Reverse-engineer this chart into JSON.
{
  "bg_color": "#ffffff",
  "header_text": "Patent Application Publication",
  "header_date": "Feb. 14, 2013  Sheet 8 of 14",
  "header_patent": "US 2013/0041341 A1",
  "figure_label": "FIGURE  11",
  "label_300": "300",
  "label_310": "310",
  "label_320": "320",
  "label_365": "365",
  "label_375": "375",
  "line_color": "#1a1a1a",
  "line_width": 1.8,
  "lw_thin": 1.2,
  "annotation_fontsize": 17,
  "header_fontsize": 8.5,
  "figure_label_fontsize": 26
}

::::::::::

Objective
Output every line above without altering anything.

Completed exercise
Reverse-engineer this chart into JSON.
{
  "bg_color": "#ffffff",
  "header_text": "Patent Application Publication",
  "header_date": "Feb. 14, 2013  Sheet 8 of 14",
  "header_patent": "US 2013/0041341 A1",
  "figure_label": "FIGURE  11",
  "label_300": "300",
  "label_310": "310",
  "label_320": "320",
  "label_365": "365",
  "label_375": "375",
  "line_color": "#1a1a1a",
  "line_width": 1.8,
  "lw_thin": 1.2,
  "annotation_fontsize": 17,
  "header_fontsize": 8.5,
  "figure_label_fontsize": 26
}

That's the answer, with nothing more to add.